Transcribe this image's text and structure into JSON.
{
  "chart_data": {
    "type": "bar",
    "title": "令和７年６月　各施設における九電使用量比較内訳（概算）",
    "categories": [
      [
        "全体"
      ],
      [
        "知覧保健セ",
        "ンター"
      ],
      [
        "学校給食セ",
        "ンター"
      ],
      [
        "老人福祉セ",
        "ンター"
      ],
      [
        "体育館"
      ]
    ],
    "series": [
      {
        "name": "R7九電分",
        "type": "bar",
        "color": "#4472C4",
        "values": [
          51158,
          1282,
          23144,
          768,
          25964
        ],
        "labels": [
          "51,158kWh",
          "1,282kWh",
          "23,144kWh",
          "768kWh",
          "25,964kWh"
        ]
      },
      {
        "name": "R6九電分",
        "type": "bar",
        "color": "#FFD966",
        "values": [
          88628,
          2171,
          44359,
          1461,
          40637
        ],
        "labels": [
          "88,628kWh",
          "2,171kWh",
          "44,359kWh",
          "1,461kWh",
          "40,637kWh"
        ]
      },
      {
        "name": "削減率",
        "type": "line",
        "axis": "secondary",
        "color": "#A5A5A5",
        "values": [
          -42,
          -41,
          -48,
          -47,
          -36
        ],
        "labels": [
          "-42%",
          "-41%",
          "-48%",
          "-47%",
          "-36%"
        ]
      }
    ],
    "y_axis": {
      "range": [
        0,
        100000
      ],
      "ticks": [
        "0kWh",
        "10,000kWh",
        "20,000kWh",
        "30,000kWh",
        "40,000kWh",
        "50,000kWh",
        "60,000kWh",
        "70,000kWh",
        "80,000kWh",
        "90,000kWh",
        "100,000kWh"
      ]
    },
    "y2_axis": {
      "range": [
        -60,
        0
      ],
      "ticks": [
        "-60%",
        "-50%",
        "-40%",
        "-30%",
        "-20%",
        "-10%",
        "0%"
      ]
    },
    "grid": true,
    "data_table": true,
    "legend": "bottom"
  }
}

_ _ _

■ TASK PROMPT ■
Looking at the entries above, how many lines contain the word "color"? Answer with the number alone.

■ ANSWER TO THE PROBLEM ■
3